[Stored items]
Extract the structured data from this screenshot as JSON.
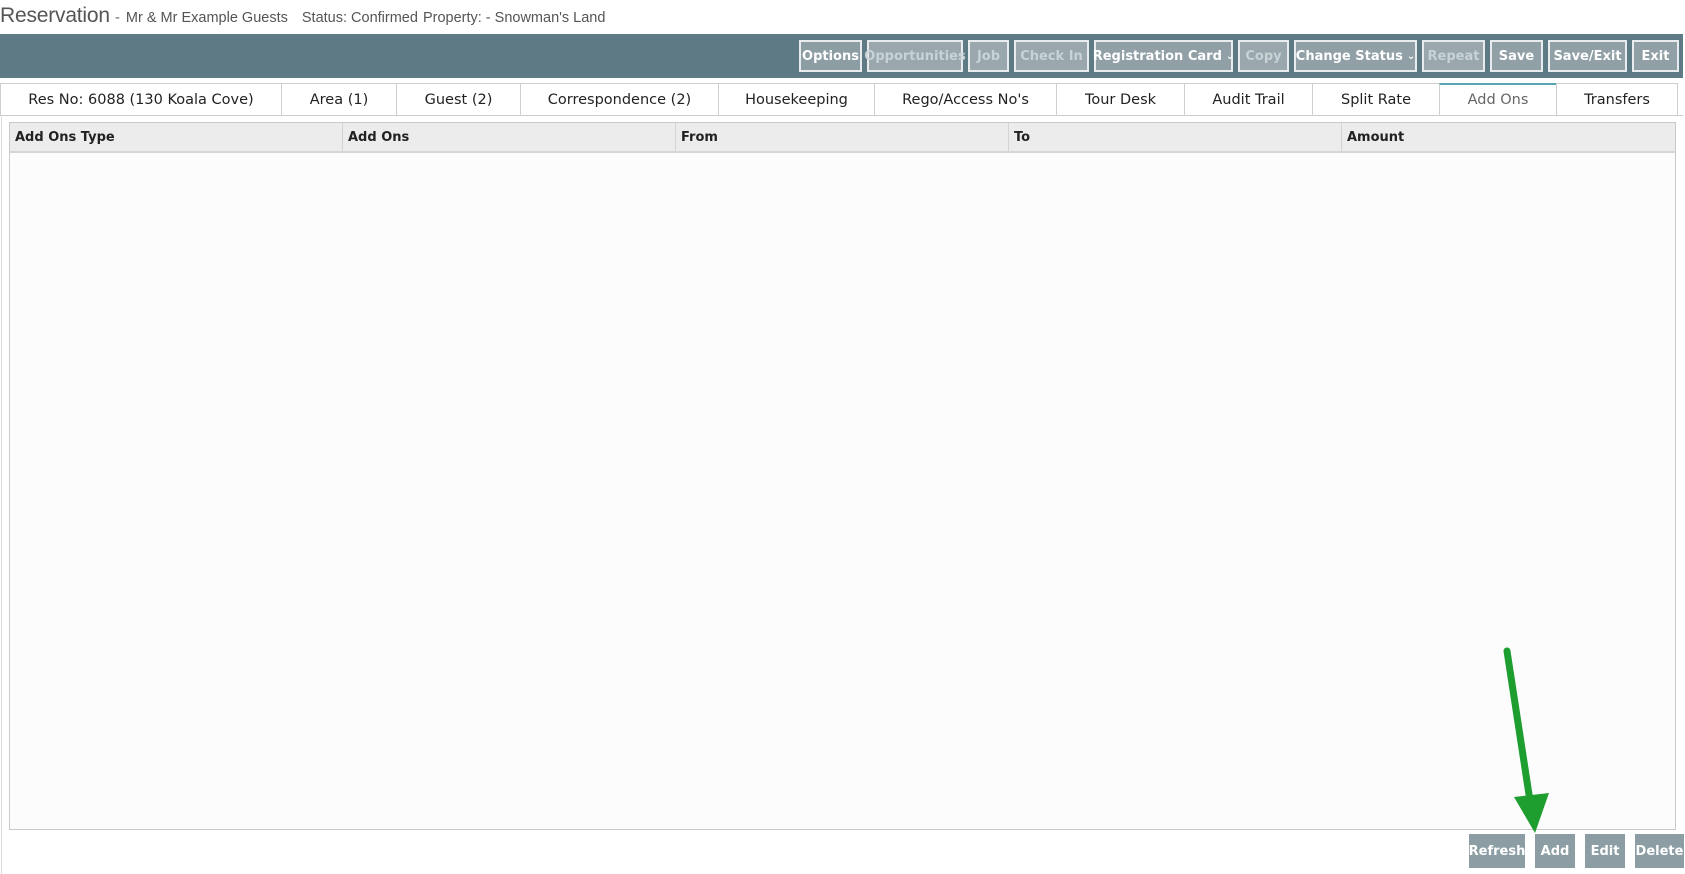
{
  "header": {
    "title": "Reservation",
    "separator": "-",
    "guest_name": "Mr & Mr  Example Guests",
    "status": "Status: Confirmed",
    "property": "Property: - Snowman's Land"
  },
  "toolbar": {
    "buttons": [
      {
        "label": "Options",
        "enabled": true
      },
      {
        "label": "Opportunities",
        "enabled": false
      },
      {
        "label": "Job",
        "enabled": false
      },
      {
        "label": "Check In",
        "enabled": false
      },
      {
        "label": "Registration Card",
        "enabled": true,
        "dropdown": true
      },
      {
        "label": "Copy",
        "enabled": false
      },
      {
        "label": "Change Status",
        "enabled": true,
        "dropdown": true
      },
      {
        "label": "Repeat",
        "enabled": false
      },
      {
        "label": "Save",
        "enabled": true
      },
      {
        "label": "Save/Exit",
        "enabled": true
      },
      {
        "label": "Exit",
        "enabled": true
      }
    ]
  },
  "tabs": [
    {
      "label": "Res No: 6088 (130 Koala Cove)"
    },
    {
      "label": "Area (1)"
    },
    {
      "label": "Guest (2)"
    },
    {
      "label": "Correspondence (2)"
    },
    {
      "label": "Housekeeping"
    },
    {
      "label": "Rego/Access No's"
    },
    {
      "label": "Tour Desk"
    },
    {
      "label": "Audit Trail"
    },
    {
      "label": "Split Rate"
    },
    {
      "label": "Add Ons",
      "active": true
    },
    {
      "label": "Transfers"
    }
  ],
  "grid": {
    "columns": [
      "Add Ons Type",
      "Add Ons",
      "From",
      "To",
      "Amount"
    ],
    "rows": []
  },
  "actions": {
    "refresh": "Refresh",
    "add": "Add",
    "edit": "Edit",
    "delete": "Delete"
  },
  "colors": {
    "toolbar_bg": "#5e7a85",
    "button_bg": "#8c9ea4",
    "active_tab_accent": "#5aa5b5",
    "annotation_arrow": "#1e9e2e"
  },
  "icons": {
    "dropdown": "chevron-down-icon",
    "annotation": "arrow-annotation-icon"
  }
}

→ **Instructions for the task**
Repeat the records above exactly, leaving out any pictures they contain.

→ **Exercise result**
Extract the structured data from this screenshot as JSON.
{
  "header": {
    "title": "Reservation",
    "separator": "-",
    "guest_name": "Mr & Mr  Example Guests",
    "status": "Status: Confirmed",
    "property": "Property: - Snowman's Land"
  },
  "toolbar": {
    "buttons": [
      {
        "label": "Options",
        "enabled": true
      },
      {
        "label": "Opportunities",
        "enabled": false
      },
      {
        "label": "Job",
        "enabled": false
      },
      {
        "label": "Check In",
        "enabled": false
      },
      {
        "label": "Registration Card",
        "enabled": true,
        "dropdown": true
      },
      {
        "label": "Copy",
        "enabled": false
      },
      {
        "label": "Change Status",
        "enabled": true,
        "dropdown": true
      },
      {
        "label": "Repeat",
        "enabled": false
      },
      {
        "label": "Save",
        "enabled": true
      },
      {
        "label": "Save/Exit",
        "enabled": true
      },
      {
        "label": "Exit",
        "enabled": true
      }
    ]
  },
  "tabs": [
    {
      "label": "Res No: 6088 (130 Koala Cove)"
    },
    {
      "label": "Area (1)"
    },
    {
      "label": "Guest (2)"
    },
    {
      "label": "Correspondence (2)"
    },
    {
      "label": "Housekeeping"
    },
    {
      "label": "Rego/Access No's"
    },
    {
      "label": "Tour Desk"
    },
    {
      "label": "Audit Trail"
    },
    {
      "label": "Split Rate"
    },
    {
      "label": "Add Ons",
      "active": true
    },
    {
      "label": "Transfers"
    }
  ],
  "grid": {
    "columns": [
      "Add Ons Type",
      "Add Ons",
      "From",
      "To",
      "Amount"
    ],
    "rows": []
  },
  "actions": {
    "refresh": "Refresh",
    "add": "Add",
    "edit": "Edit",
    "delete": "Delete"
  },
  "colors": {
    "toolbar_bg": "#5e7a85",
    "button_bg": "#8c9ea4",
    "active_tab_accent": "#5aa5b5",
    "annotation_arrow": "#1e9e2e"
  },
  "icons": {
    "dropdown": "chevron-down-icon",
    "annotation": "arrow-annotation-icon"
  }
}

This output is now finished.